- [Doel]: Neem de uitspraak over de afgewezen WIA-aanvraag volledig en woord voor woord over.

- [Brontekst]:
ECLI:NL:RBDHA:2024:836

Rechtbank Den Haag

Datum uitspraak
10 januari 2024
Publicatiedatum
25 januari 2024
Zaaknummer
SGR 23/1920
Instantie
Rechtbank Den Haag
Type
Uitspraak
Rechtsgebied
Bestuursrecht; Socialezekerheidsrecht
Procedures
  • Eerste aanleg - enkelvoudig
Rechters
Vindplaatsen
  • Rechtspraak.nl
AI samenvatting door LexboostAutomatisch gegenereerd

Afwijzing WIA-aanvraag en ongegrondverklaring beroep tegen besluit UWV

Op 10 januari 2024 heeft de Rechtbank Den Haag uitspraak gedaan in de zaak tussen een eiser, vertegenwoordigd door mr. F. Özer, en de Raad van bestuur van het Uitvoeringsinstituut werknemersverzekeringen (Uwv), vertegenwoordigd door mr. M.A. Bakker. De zaak betreft een WIA-aanvraag die door het Uwv is afgewezen. Eiser had eerder een Werkloosheidsuitkering ontvangen en was ziekgemeld op 12 augustus 2020. Na een periode van ziekte ontving hij een Ziektewet-uitkering en vroeg hij op 12 mei 2022 een WIA-uitkering aan. Het Uwv weigerde deze aanvraag, stellende dat eiser minder dan 35% arbeidsongeschikt was. Eiser ging in bezwaar, maar het bezwaar werd ongegrond verklaard.

Tijdens de zitting op 7 december 2023 heeft eiser zijn standpunten toegelicht, waarbij hij aanvoerde dat het medisch onderzoek niet zorgvuldig was uitgevoerd en dat onvoldoende rekening was gehouden met zijn beperkingen. De rechtbank heeft echter geoordeeld dat het medisch onderzoek zorgvuldig heeft plaatsgevonden en dat de conclusies van de verzekeringsartsen voldoende onderbouwd zijn. Eiser heeft geen nieuwe medische gegevens overgelegd die de conclusies van het Uwv zouden kunnen weerleggen.

- [Getoonde gegevens]:
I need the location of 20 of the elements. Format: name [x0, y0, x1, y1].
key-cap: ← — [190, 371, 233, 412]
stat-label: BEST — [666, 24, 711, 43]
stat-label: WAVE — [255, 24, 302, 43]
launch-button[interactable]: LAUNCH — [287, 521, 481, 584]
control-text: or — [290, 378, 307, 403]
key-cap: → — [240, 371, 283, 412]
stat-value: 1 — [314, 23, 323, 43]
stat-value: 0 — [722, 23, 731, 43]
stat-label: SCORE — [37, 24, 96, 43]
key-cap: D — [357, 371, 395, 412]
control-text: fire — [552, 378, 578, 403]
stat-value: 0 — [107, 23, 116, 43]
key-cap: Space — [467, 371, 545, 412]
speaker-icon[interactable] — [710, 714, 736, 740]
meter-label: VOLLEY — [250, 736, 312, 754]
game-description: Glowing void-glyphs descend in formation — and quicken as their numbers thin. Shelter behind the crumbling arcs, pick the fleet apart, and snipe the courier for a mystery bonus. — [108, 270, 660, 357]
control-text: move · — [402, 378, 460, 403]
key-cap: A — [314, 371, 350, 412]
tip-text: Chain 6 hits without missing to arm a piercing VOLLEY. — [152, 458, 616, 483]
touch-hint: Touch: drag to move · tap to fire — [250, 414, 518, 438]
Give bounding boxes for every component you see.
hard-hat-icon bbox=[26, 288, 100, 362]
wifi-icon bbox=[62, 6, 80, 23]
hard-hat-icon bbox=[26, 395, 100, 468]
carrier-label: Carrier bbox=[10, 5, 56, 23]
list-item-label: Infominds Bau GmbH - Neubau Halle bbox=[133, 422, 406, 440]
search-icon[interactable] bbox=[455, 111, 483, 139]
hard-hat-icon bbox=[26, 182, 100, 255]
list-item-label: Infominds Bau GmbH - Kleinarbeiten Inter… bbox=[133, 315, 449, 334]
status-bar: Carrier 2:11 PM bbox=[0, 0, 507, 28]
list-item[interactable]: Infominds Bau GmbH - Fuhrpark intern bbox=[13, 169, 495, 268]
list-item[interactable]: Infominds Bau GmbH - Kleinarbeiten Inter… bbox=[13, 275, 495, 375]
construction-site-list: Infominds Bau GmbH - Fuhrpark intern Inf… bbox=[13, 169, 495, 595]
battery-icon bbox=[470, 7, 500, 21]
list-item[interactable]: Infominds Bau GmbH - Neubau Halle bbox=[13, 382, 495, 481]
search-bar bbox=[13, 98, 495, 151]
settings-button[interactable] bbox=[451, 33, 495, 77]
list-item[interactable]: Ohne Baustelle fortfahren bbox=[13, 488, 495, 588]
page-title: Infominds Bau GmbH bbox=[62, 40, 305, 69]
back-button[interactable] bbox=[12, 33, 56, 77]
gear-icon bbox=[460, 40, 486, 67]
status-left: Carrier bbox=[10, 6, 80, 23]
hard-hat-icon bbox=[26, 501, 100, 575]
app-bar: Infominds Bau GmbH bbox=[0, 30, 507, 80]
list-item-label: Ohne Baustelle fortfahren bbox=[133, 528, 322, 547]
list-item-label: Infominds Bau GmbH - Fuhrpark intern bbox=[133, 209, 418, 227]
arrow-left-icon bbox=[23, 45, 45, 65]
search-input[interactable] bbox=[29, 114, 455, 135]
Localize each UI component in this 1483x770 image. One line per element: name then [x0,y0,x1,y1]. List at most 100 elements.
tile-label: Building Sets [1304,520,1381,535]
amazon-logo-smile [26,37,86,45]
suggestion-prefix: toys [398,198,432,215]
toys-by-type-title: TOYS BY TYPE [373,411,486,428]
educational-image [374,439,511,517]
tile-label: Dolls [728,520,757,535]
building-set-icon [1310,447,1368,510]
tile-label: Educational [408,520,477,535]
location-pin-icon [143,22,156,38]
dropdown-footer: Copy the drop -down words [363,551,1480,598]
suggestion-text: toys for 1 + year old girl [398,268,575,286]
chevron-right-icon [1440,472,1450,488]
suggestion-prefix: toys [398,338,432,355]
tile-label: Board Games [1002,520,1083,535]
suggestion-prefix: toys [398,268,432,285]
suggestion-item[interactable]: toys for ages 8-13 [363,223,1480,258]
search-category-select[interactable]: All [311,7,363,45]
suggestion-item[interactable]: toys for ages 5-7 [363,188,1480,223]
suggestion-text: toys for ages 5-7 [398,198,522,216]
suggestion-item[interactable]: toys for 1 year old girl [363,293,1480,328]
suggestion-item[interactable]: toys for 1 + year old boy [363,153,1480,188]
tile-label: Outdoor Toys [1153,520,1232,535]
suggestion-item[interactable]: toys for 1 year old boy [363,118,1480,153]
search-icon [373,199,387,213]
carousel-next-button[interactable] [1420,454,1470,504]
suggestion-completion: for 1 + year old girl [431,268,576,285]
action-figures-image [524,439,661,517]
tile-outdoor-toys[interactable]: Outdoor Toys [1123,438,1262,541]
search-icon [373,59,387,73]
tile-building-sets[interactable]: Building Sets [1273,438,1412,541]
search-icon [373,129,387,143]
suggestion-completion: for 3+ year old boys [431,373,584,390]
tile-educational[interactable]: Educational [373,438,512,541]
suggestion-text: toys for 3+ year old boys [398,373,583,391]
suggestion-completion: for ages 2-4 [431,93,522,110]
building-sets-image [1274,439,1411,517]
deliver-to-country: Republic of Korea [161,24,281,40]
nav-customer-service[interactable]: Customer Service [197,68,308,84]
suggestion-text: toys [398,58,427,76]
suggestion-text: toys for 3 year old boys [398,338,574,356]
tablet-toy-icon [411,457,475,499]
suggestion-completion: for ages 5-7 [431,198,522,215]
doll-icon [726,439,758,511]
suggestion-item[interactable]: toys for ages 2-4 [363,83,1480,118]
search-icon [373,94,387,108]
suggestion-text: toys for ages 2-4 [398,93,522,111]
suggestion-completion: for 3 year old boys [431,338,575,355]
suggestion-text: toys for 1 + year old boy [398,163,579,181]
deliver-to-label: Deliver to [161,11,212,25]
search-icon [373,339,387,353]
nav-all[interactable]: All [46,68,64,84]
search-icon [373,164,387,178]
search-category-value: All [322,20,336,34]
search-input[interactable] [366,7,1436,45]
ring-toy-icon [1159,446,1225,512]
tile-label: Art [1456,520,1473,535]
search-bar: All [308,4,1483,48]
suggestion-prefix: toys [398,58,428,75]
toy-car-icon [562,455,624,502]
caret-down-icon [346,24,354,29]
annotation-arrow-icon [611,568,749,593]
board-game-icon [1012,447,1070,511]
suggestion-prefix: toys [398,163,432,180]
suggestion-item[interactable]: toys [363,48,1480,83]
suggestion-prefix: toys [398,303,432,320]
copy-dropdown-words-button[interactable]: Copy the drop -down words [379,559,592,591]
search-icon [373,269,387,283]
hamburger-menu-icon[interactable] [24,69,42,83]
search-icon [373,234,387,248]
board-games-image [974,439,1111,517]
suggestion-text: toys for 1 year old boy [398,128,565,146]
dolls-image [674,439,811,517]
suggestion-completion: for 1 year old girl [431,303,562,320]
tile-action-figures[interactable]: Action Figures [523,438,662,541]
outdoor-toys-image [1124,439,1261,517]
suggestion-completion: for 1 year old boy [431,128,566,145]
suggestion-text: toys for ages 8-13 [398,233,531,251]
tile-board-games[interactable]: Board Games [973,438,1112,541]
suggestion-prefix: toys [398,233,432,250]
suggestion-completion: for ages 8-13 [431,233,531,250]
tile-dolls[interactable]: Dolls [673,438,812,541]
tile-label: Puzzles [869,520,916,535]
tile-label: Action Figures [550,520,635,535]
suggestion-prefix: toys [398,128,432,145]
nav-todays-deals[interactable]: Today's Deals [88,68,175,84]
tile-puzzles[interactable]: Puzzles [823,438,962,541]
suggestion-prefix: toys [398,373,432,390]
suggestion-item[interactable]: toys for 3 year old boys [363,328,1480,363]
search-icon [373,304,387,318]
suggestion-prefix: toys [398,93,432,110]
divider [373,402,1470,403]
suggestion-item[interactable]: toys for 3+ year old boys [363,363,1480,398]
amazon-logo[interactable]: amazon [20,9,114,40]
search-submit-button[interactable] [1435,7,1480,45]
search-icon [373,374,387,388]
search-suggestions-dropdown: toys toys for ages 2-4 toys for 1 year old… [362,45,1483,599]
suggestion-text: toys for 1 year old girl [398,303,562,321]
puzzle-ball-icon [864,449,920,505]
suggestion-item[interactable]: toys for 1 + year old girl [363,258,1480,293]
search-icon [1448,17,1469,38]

- [Antwoord opdracht]:
ECLI:NL:RBDHA:2024:836

Rechtbank Den Haag

Datum uitspraak
10 januari 2024
Publicatiedatum
25 januari 2024
Zaaknummer
SGR 23/1920
Instantie
Rechtbank Den Haag
Type
Uitspraak
Rechtsgebied
Bestuursrecht; Socialezekerheidsrecht
Procedures
  • Eerste aanleg - enkelvoudig
Rechters
Vindplaatsen
  • Rechtspraak.nl
AI samenvatting door LexboostAutomatisch gegenereerd

Afwijzing WIA-aanvraag en ongegrondverklaring beroep tegen besluit UWV

Op 10 januari 2024 heeft de Rechtbank Den Haag uitspraak gedaan in de zaak tussen een eiser, vertegenwoordigd door mr. F. Özer, en de Raad van bestuur van het Uitvoeringsinstituut werknemersverzekeringen (Uwv), vertegenwoordigd door mr. M.A. Bakker. De zaak betreft een WIA-aanvraag die door het Uwv is afgewezen. Eiser had eerder een Werkloosheidsuitkering ontvangen en was ziekgemeld op 12 augustus 2020. Na een periode van ziekte ontving hij een Ziektewet-uitkering en vroeg hij op 12 mei 2022 een WIA-uitkering aan. Het Uwv weigerde deze aanvraag, stellende dat eiser minder dan 35% arbeidsongeschikt was. Eiser ging in bezwaar, maar het bezwaar werd ongegrond verklaard.

Tijdens de zitting op 7 december 2023 heeft eiser zijn standpunten toegelicht, waarbij hij aanvoerde dat het medisch onderzoek niet zorgvuldig was uitgevoerd en dat onvoldoende rekening was gehouden met zijn beperkingen. De rechtbank heeft echter geoordeeld dat het medisch onderzoek zorgvuldig heeft plaatsgevonden en dat de conclusies van de verzekeringsartsen voldoende onderbouwd zijn. Eiser heeft geen nieuwe medische gegevens overgelegd die de conclusies van het Uwv zouden kunnen weerleggen.